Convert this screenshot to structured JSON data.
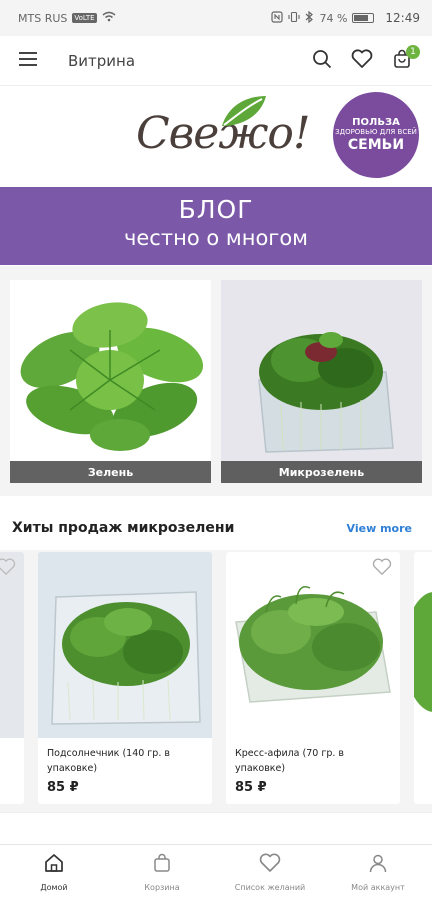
{
  "status_bar": {
    "carrier": "MTS RUS",
    "network_badge": "VoLTE",
    "battery": "74 %",
    "time": "12:49"
  },
  "app_bar": {
    "title": "Витрина",
    "cart_count": "1",
    "icons": [
      "menu-icon",
      "search-icon",
      "heart-icon",
      "cart-icon"
    ]
  },
  "logo": {
    "text": "Свежо!",
    "badge_line1": "ПОЛЬЗА",
    "badge_line2": "ЗДОРОВЬЮ ДЛЯ ВСЕЙ",
    "badge_line3": "СЕМЬИ"
  },
  "blog_banner": {
    "title": "БЛОГ",
    "subtitle": "честно о многом"
  },
  "categories": [
    {
      "label": "Зелень"
    },
    {
      "label": "Микрозелень"
    }
  ],
  "section": {
    "title": "Хиты продаж микрозелени",
    "view_more": "View more"
  },
  "products": [
    {
      "name": "Подсолнечник (140 гр. в упаковке)",
      "price": "85 ₽"
    },
    {
      "name": "Кресс-афила (70 гр. в упаковке)",
      "price": "85 ₽"
    }
  ],
  "bottom_nav": [
    {
      "label": "Домой",
      "icon": "home-icon"
    },
    {
      "label": "Корзина",
      "icon": "bag-icon"
    },
    {
      "label": "Список желаний",
      "icon": "heart-icon"
    },
    {
      "label": "Мой аккаунт",
      "icon": "user-icon"
    }
  ],
  "colors": {
    "accent_purple": "#7b58a8",
    "badge_purple": "#7b4c9e",
    "link_blue": "#2f7fd6",
    "cart_badge_green": "#6db33f"
  }
}
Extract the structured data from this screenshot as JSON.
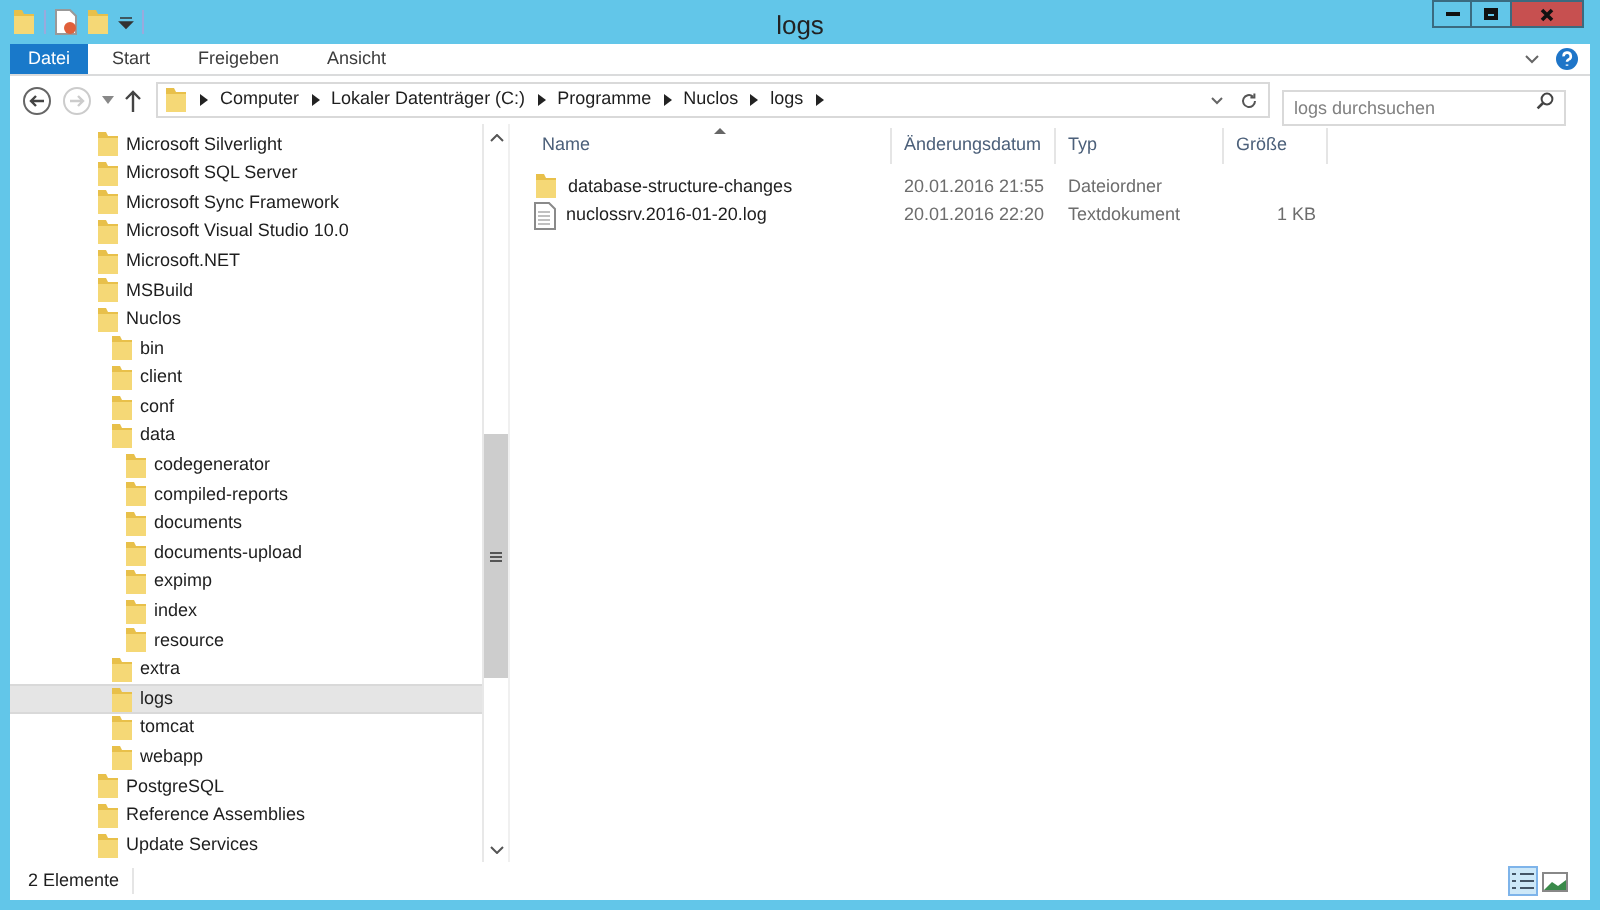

----------

→ WHAT IS BEING ASKED
Any pictures should be dropped; transcribe the rest of the records above exactly.

→ RESULT OF THIS TASK
Convert this screenshot to structured JSON data.
{
  "status_bar": {
    "carrier": "MTS RUS",
    "network_badge": "VoLTE",
    "battery": "74 %",
    "time": "12:49"
  },
  "app_bar": {
    "title": "Витрина",
    "cart_count": "1",
    "icons": [
      "menu-icon",
      "search-icon",
      "heart-icon",
      "cart-icon"
    ]
  },
  "logo": {
    "text": "Свежо!",
    "badge_line1": "ПОЛЬЗА",
    "badge_line2": "ЗДОРОВЬЮ ДЛЯ ВСЕЙ",
    "badge_line3": "СЕМЬИ"
  },
  "blog_banner": {
    "title": "БЛОГ",
    "subtitle": "честно о многом"
  },
  "categories": [
    {
      "label": "Зелень"
    },
    {
      "label": "Микрозелень"
    }
  ],
  "section": {
    "title": "Хиты продаж микрозелени",
    "view_more": "View more"
  },
  "products": [
    {
      "name": "Подсолнечник (140 гр. в упаковке)",
      "price": "85 ₽"
    },
    {
      "name": "Кресс-афила (70 гр. в упаковке)",
      "price": "85 ₽"
    }
  ],
  "bottom_nav": [
    {
      "label": "Домой",
      "icon": "home-icon"
    },
    {
      "label": "Корзина",
      "icon": "bag-icon"
    },
    {
      "label": "Список желаний",
      "icon": "heart-icon"
    },
    {
      "label": "Мой аккаунт",
      "icon": "user-icon"
    }
  ],
  "colors": {
    "accent_purple": "#7b58a8",
    "badge_purple": "#7b4c9e",
    "link_blue": "#2f7fd6",
    "cart_badge_green": "#6db33f"
  }
}
Extract the structured data from this screenshot as JSON.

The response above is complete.